PROBLEM DESCRIPTION: Go through the records and copy each line where the word "title" occurs.

Data items
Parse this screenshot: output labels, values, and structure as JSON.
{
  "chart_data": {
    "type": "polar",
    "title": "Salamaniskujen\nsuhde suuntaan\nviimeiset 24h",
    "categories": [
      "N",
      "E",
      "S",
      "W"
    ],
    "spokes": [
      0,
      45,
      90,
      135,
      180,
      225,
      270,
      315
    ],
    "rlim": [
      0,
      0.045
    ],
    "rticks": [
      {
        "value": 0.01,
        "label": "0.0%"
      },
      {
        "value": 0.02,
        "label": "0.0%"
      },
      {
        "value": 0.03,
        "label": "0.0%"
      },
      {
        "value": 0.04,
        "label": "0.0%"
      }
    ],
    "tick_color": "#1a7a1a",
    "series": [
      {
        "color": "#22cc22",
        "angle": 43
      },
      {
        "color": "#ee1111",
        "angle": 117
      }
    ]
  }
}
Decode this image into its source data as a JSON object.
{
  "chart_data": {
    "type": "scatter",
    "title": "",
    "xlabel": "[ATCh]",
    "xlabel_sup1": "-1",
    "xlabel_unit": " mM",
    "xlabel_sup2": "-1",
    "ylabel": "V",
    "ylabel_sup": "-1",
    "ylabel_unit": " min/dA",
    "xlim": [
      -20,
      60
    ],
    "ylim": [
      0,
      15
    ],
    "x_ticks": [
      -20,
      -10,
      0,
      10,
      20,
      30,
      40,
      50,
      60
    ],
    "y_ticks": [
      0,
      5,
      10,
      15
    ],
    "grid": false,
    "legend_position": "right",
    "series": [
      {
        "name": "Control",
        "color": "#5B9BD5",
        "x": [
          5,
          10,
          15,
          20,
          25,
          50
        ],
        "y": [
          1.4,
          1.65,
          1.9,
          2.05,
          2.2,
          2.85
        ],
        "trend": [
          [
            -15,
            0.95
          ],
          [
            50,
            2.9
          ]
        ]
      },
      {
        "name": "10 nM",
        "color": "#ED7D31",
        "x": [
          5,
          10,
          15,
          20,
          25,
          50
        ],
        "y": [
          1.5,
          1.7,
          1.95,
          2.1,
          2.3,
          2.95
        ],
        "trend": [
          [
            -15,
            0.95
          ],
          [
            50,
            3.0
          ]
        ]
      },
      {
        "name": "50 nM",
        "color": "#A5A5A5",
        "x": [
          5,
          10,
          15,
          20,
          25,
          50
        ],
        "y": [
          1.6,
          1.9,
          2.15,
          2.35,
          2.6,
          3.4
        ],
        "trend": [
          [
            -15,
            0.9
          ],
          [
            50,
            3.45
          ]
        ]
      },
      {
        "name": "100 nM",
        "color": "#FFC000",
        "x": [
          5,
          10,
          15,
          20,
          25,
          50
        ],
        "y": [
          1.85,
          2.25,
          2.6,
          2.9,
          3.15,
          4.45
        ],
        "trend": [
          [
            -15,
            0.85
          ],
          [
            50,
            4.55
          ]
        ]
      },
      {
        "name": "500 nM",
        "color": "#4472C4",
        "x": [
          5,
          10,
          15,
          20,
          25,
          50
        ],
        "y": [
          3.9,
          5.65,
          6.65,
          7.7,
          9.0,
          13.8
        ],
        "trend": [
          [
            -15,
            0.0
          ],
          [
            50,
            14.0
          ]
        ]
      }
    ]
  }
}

RESPONSE TO THIS EXERCISE:
    "title": "Salamaniskujen\nsuhde suuntaan\nviimeiset 24h",
    "title": "",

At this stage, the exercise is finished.